Records from a collection:
┌────────

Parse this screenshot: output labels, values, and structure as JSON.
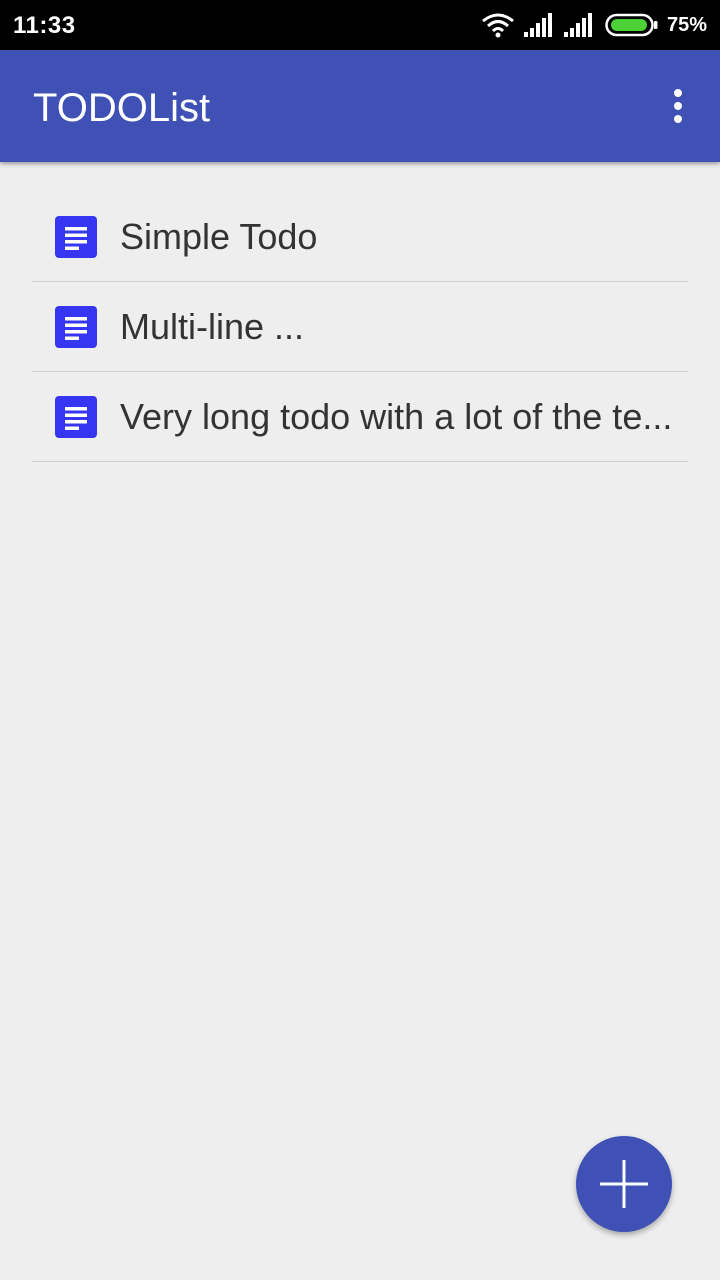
{
  "status_bar": {
    "time": "11:33",
    "battery_percent": "75%",
    "battery_level": 0.75,
    "battery_color": "#4cd137",
    "icons": [
      "wifi-icon",
      "signal-icon",
      "signal-icon",
      "battery-icon"
    ]
  },
  "app_bar": {
    "title": "TODOList",
    "color": "#3f51b5",
    "menu_icon": "more-vert-icon"
  },
  "todos": [
    {
      "label": "Simple Todo",
      "icon": "document-icon"
    },
    {
      "label": "Multi-line ...",
      "icon": "document-icon"
    },
    {
      "label": "Very long todo with a lot of the te...",
      "icon": "document-icon"
    }
  ],
  "todo_icon_color": "#3535f2",
  "fab": {
    "icon": "plus-icon",
    "color": "#3f51b5"
  }
}
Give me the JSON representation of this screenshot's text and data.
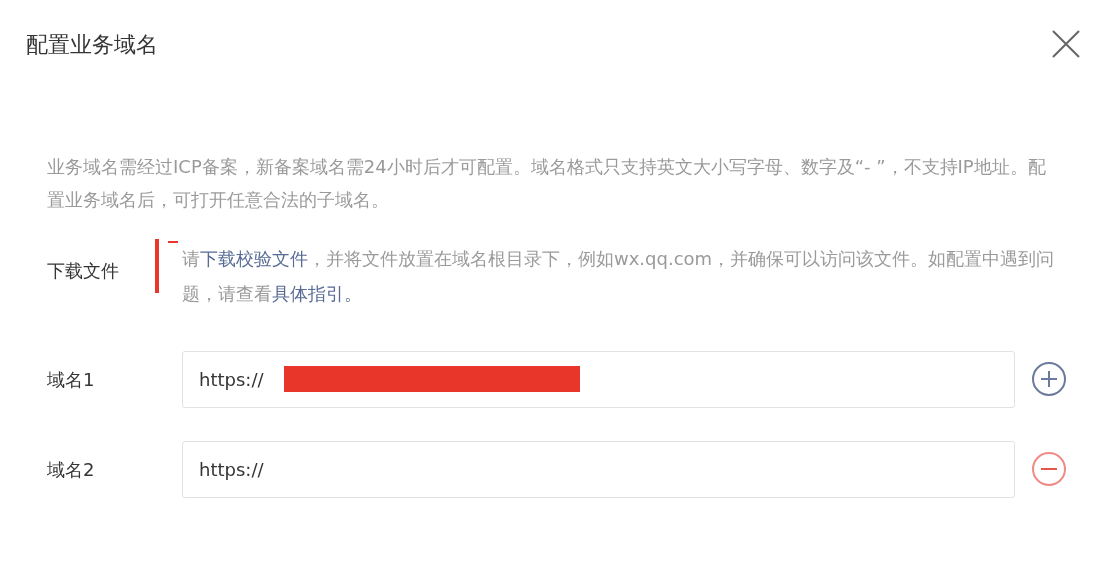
{
  "dialog": {
    "title": "配置业务域名"
  },
  "notice": "业务域名需经过ICP备案，新备案域名需24小时后才可配置。域名格式只支持英文大小写字母、数字及“- ”，不支持IP地址。配置业务域名后，可打开任意合法的子域名。",
  "download": {
    "label": "下载文件",
    "annotated": true,
    "parts": [
      {
        "kind": "text",
        "text": "请"
      },
      {
        "kind": "link",
        "text": "下载校验文件"
      },
      {
        "kind": "text",
        "text": "，并将文件放置在域名根目录下，例如wx.qq.com，并确保可以访问该文件。如配置中遇到问题，请查看"
      },
      {
        "kind": "link",
        "text": "具体指引。"
      }
    ]
  },
  "domains": [
    {
      "label": "域名1",
      "prefix": "https://",
      "redacted": true,
      "kind": "add"
    },
    {
      "label": "域名2",
      "prefix": "https://",
      "redacted": false,
      "kind": "remove"
    }
  ]
}
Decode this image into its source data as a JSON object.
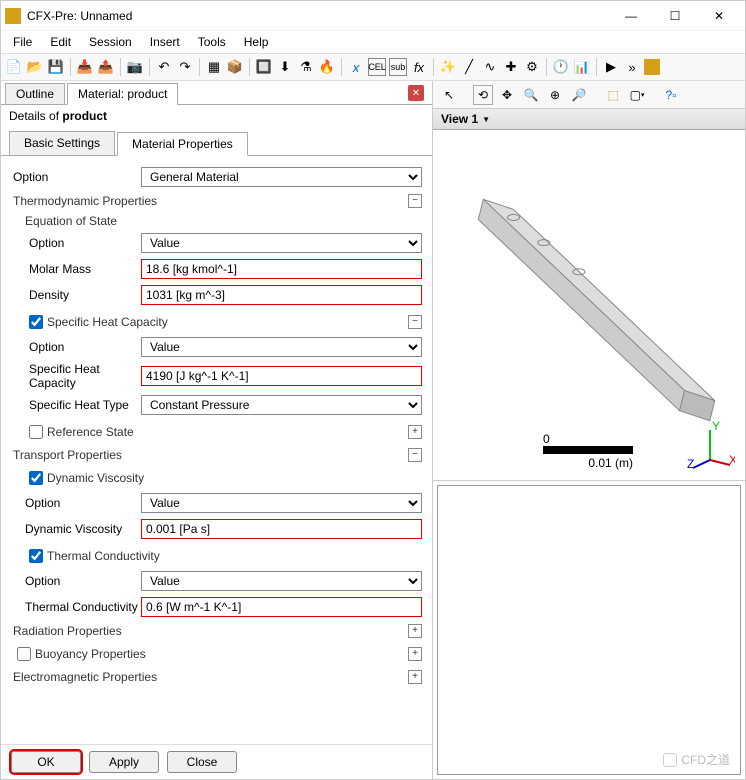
{
  "window": {
    "title": "CFX-Pre:  Unnamed"
  },
  "menu": [
    "File",
    "Edit",
    "Session",
    "Insert",
    "Tools",
    "Help"
  ],
  "tabs": {
    "outline": "Outline",
    "material": "Material: product"
  },
  "details": {
    "prefix": "Details of ",
    "name": "product"
  },
  "subtabs": {
    "basic": "Basic Settings",
    "matprop": "Material Properties"
  },
  "fields": {
    "option_label": "Option",
    "option_value": "General Material",
    "thermo_hdr": "Thermodynamic Properties",
    "eos_hdr": "Equation of State",
    "eos_option": "Value",
    "molar_mass_lbl": "Molar Mass",
    "molar_mass_val": "18.6 [kg kmol^-1]",
    "density_lbl": "Density",
    "density_val": "1031 [kg m^-3]",
    "shc_chk": "Specific Heat Capacity",
    "shc_option": "Value",
    "shc_lbl": "Specific Heat Capacity",
    "shc_val": "4190 [J kg^-1 K^-1]",
    "sht_lbl": "Specific Heat Type",
    "sht_val": "Constant Pressure",
    "refstate": "Reference State",
    "transport_hdr": "Transport Properties",
    "dynvisc_chk": "Dynamic Viscosity",
    "dynvisc_option": "Value",
    "dynvisc_lbl": "Dynamic Viscosity",
    "dynvisc_val": "0.001 [Pa s]",
    "thermcond_chk": "Thermal Conductivity",
    "thermcond_option": "Value",
    "thermcond_lbl": "Thermal Conductivity",
    "thermcond_val": "0.6 [W m^-1 K^-1]",
    "radiation": "Radiation Properties",
    "buoyancy": "Buoyancy Properties",
    "electro": "Electromagnetic Properties"
  },
  "buttons": {
    "ok": "OK",
    "apply": "Apply",
    "close": "Close"
  },
  "view": {
    "label": "View 1"
  },
  "scale": {
    "zero": "0",
    "val": "0.01 (m)"
  },
  "watermark": "CFD之道"
}
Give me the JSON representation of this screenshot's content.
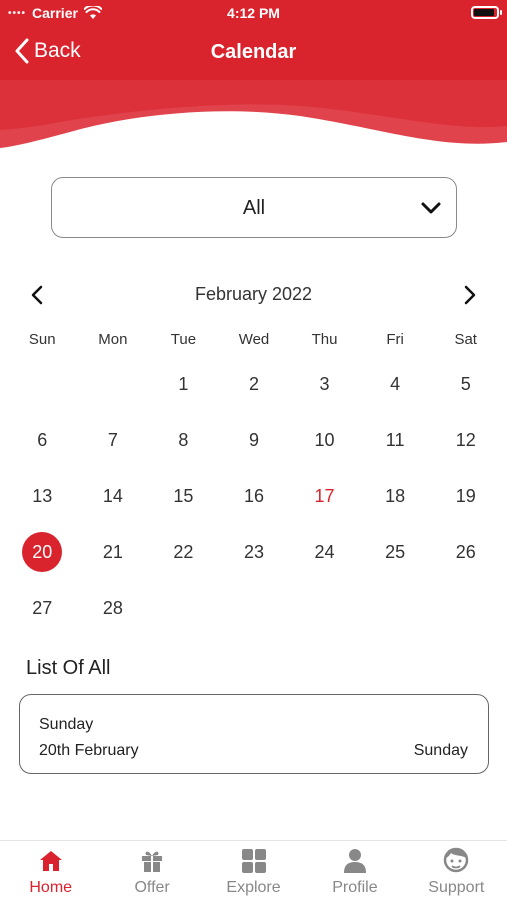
{
  "status_bar": {
    "carrier": "Carrier",
    "time": "4:12 PM"
  },
  "nav": {
    "back_label": "Back",
    "title": "Calendar"
  },
  "filter": {
    "selected": "All"
  },
  "calendar": {
    "month_label": "February 2022",
    "weekdays": [
      "Sun",
      "Mon",
      "Tue",
      "Wed",
      "Thu",
      "Fri",
      "Sat"
    ],
    "leading_blanks": 2,
    "days_in_month": 28,
    "today": 17,
    "selected": 20
  },
  "list": {
    "title": "List Of All",
    "items": [
      {
        "day_name": "Sunday",
        "date": "20th February",
        "right_label": "Sunday"
      }
    ]
  },
  "tabbar": {
    "items": [
      {
        "label": "Home",
        "icon": "home-icon",
        "active": true
      },
      {
        "label": "Offer",
        "icon": "gift-icon",
        "active": false
      },
      {
        "label": "Explore",
        "icon": "grid-icon",
        "active": false
      },
      {
        "label": "Profile",
        "icon": "person-icon",
        "active": false
      },
      {
        "label": "Support",
        "icon": "support-agent-icon",
        "active": false
      }
    ]
  },
  "colors": {
    "brand_red": "#d9232d",
    "inactive_gray": "#888888"
  }
}
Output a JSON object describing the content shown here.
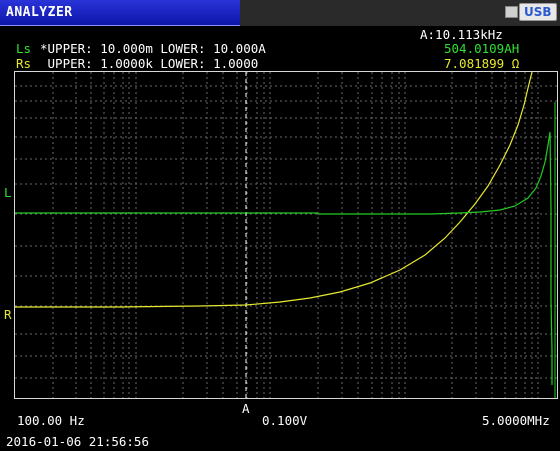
{
  "window": {
    "title": "ANALYZER",
    "usb_label": "USB"
  },
  "header": {
    "frequency": "A:10.113kHz",
    "ls": {
      "name": "Ls",
      "limits": "*UPPER: 10.000m LOWER: 10.000А",
      "value": "504.0109АH"
    },
    "rs": {
      "name": "Rs",
      "limits": " UPPER: 1.0000k LOWER: 1.0000",
      "value": "7.081899 Ω"
    }
  },
  "graph": {
    "left_marker_l": "L",
    "left_marker_r": "R",
    "cursor_label": "A",
    "x_start": "100.00 Hz",
    "amplitude": "0.100V",
    "x_end": "5.0000MHz"
  },
  "status": {
    "datetime": "2016-01-06 21:56:56"
  },
  "colors": {
    "ls_trace": "#22cc22",
    "rs_trace": "#eeee22",
    "title_blue": "#1a22c0",
    "grid": "#888888"
  }
}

└────────

- [PROBLEM TO SOLVE] Only the lines from the one that holds "Output a JSON" through the end of the records above should be printed again, exactly as they are. Leave out the pictures.

- [ANSWER TO THIS TASK]
Output a JSON object describing the content shown here.
{
  "window": {
    "title": "ANALYZER",
    "usb_label": "USB"
  },
  "header": {
    "frequency": "A:10.113kHz",
    "ls": {
      "name": "Ls",
      "limits": "*UPPER: 10.000m LOWER: 10.000А",
      "value": "504.0109АH"
    },
    "rs": {
      "name": "Rs",
      "limits": " UPPER: 1.0000k LOWER: 1.0000",
      "value": "7.081899 Ω"
    }
  },
  "graph": {
    "left_marker_l": "L",
    "left_marker_r": "R",
    "cursor_label": "A",
    "x_start": "100.00 Hz",
    "amplitude": "0.100V",
    "x_end": "5.0000MHz"
  },
  "status": {
    "datetime": "2016-01-06 21:56:56"
  },
  "colors": {
    "ls_trace": "#22cc22",
    "rs_trace": "#eeee22",
    "title_blue": "#1a22c0",
    "grid": "#888888"
  }
}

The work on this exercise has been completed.